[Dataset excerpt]
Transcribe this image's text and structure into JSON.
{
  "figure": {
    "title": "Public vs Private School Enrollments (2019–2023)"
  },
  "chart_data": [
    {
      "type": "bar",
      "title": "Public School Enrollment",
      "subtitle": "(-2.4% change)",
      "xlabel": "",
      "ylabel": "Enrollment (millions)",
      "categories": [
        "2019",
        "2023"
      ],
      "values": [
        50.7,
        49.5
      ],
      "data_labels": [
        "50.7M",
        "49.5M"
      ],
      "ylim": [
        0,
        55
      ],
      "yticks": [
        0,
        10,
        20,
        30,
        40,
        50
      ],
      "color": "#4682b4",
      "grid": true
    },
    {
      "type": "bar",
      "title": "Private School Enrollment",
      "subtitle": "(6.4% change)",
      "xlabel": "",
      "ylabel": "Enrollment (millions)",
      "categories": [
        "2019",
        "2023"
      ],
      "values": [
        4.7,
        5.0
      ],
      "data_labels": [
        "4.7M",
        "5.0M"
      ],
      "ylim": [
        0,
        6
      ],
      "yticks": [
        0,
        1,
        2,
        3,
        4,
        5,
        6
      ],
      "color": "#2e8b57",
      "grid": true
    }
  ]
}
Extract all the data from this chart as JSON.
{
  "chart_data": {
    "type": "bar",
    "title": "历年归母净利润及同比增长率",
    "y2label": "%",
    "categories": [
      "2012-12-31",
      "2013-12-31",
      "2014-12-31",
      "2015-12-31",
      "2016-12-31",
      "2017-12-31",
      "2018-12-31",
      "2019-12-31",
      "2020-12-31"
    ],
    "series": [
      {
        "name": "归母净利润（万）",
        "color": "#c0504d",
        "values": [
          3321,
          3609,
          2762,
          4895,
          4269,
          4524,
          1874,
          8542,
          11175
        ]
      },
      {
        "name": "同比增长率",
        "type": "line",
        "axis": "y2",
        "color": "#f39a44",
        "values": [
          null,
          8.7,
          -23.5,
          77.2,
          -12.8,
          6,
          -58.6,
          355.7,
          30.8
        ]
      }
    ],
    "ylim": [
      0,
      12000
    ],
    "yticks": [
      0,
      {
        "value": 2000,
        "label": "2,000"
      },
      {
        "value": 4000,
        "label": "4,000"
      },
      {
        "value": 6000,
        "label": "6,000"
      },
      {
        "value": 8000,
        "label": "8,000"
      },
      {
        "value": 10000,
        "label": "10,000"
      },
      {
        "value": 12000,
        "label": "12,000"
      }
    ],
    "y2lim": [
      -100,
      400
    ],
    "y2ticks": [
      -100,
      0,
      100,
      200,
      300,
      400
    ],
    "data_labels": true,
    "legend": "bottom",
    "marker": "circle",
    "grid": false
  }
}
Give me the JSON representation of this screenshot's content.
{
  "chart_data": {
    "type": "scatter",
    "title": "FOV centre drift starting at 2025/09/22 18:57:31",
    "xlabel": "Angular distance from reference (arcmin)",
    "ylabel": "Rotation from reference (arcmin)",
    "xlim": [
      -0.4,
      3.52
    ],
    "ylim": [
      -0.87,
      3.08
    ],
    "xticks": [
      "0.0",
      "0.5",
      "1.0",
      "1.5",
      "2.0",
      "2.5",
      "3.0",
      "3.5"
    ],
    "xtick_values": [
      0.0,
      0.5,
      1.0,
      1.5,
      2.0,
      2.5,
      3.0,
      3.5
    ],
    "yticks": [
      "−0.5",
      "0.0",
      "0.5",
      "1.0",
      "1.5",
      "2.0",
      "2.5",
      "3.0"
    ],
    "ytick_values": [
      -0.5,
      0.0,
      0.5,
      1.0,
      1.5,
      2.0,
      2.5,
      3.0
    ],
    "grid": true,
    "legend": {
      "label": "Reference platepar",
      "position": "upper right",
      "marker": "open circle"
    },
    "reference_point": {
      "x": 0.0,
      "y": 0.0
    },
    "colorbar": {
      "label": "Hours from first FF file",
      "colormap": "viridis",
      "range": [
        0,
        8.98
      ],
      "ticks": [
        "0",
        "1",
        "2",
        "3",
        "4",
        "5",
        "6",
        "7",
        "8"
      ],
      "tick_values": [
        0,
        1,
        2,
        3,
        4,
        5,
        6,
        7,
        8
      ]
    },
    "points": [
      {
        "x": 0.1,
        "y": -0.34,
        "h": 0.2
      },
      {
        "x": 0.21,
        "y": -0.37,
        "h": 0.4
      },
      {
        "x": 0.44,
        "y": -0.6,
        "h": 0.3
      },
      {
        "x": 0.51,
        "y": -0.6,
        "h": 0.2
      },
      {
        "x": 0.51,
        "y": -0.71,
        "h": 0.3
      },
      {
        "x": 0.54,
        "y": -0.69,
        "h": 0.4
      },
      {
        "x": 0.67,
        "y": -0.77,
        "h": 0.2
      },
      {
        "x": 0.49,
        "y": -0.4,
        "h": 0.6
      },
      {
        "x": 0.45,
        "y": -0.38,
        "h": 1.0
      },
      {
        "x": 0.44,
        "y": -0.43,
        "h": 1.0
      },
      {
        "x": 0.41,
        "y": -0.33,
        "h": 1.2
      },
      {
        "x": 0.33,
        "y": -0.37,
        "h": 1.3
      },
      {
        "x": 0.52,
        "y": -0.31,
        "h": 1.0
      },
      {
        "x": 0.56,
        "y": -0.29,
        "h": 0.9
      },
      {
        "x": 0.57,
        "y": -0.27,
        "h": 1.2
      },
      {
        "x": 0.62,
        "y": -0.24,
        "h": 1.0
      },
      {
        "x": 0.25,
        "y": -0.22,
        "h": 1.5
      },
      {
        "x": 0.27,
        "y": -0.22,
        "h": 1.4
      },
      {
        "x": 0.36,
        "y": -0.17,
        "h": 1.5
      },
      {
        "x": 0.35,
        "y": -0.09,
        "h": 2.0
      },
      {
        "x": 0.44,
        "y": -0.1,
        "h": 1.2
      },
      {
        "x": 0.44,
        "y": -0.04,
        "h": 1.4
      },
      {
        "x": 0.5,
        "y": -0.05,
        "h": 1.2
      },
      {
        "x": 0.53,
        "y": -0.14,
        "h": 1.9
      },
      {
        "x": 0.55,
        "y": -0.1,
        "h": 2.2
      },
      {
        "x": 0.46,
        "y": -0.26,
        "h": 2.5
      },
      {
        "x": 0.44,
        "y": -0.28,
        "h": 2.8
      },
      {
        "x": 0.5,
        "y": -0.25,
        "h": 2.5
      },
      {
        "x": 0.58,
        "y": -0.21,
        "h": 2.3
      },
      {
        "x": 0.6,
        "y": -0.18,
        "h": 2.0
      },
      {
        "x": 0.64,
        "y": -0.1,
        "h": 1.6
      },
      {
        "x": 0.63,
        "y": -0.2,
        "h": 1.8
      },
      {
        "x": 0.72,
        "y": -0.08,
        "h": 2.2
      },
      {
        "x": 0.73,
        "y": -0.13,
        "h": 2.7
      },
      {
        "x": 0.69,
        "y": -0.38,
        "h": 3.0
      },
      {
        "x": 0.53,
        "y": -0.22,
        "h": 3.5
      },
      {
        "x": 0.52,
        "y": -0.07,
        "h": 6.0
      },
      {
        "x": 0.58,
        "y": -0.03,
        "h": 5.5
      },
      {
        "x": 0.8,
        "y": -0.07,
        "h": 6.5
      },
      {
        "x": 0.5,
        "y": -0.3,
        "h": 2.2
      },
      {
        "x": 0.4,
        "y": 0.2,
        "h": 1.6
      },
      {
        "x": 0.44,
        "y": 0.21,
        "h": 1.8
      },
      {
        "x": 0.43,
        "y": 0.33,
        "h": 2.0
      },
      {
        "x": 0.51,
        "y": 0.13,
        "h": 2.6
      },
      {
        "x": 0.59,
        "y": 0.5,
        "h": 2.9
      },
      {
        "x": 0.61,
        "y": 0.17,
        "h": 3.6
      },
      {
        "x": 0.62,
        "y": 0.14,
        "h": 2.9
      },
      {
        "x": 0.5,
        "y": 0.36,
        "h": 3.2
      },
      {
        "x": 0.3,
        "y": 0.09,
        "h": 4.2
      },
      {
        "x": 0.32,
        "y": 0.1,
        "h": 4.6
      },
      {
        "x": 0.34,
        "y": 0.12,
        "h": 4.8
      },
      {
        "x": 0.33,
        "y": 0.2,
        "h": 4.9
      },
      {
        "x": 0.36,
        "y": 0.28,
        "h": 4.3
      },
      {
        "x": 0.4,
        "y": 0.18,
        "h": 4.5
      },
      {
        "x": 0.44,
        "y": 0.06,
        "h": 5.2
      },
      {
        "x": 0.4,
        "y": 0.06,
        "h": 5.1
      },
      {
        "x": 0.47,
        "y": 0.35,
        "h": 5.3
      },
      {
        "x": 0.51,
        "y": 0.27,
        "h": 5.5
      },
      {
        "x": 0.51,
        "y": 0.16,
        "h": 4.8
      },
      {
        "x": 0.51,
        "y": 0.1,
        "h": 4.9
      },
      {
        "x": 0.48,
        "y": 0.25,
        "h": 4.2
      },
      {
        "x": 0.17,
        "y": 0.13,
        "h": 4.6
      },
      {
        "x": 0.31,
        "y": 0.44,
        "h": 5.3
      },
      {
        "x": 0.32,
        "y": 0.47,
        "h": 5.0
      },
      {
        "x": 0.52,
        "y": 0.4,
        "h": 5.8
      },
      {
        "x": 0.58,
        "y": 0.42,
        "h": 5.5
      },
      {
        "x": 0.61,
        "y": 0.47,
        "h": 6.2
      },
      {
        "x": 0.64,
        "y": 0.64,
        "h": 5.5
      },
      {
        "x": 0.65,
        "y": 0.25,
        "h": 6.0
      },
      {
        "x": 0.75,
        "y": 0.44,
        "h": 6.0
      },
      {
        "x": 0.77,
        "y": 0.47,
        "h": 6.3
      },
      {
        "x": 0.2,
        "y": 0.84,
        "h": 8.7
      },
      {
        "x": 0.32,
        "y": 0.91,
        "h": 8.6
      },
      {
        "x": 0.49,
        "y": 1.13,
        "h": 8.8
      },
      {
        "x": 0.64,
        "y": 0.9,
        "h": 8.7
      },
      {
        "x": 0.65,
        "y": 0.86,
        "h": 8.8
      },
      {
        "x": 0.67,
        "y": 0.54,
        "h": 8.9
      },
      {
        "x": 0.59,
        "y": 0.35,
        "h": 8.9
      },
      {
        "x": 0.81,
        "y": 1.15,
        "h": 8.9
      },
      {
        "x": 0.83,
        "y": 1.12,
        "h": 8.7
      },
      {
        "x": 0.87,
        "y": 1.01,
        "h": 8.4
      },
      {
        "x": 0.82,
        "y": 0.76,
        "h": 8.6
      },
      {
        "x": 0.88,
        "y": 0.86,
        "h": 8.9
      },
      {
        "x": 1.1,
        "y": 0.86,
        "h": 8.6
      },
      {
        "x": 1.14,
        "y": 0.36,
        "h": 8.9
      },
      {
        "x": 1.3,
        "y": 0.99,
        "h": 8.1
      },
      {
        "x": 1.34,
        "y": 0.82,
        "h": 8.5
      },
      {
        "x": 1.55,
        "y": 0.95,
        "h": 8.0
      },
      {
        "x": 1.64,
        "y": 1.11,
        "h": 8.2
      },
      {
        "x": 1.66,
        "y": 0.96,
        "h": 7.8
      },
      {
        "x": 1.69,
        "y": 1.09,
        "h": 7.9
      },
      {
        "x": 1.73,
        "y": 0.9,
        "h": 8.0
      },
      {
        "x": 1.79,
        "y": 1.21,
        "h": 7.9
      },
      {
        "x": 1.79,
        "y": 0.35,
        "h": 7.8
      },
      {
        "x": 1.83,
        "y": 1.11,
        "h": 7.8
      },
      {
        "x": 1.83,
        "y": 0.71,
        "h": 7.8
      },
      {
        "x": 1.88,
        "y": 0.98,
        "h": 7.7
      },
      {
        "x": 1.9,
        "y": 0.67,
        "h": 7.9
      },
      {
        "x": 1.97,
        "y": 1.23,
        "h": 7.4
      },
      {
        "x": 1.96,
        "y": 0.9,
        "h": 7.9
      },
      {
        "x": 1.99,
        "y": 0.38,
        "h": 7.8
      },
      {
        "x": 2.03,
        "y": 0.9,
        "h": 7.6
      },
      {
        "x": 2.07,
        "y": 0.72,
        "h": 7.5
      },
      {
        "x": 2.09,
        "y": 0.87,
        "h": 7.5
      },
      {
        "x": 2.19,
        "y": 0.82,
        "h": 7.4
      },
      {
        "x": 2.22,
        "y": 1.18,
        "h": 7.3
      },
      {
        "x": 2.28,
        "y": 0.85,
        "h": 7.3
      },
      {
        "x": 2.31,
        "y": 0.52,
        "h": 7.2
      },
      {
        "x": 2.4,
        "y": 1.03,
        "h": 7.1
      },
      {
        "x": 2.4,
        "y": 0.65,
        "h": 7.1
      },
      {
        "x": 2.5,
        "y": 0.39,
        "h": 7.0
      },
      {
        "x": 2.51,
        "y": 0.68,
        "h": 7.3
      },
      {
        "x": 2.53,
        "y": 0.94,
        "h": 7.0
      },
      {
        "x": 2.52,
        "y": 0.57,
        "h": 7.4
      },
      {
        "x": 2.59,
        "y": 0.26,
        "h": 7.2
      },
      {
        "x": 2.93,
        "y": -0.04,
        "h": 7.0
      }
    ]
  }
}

▸ GOAL OF THE EXERCISE
Select from the material above each line in which the string "School" appears, and list those lines.

▸ THE RESPONSE
    "title": "Public vs Private School Enrollments (2019–2023)"
      "title": "Public School Enrollment",
      "title": "Private School Enrollment",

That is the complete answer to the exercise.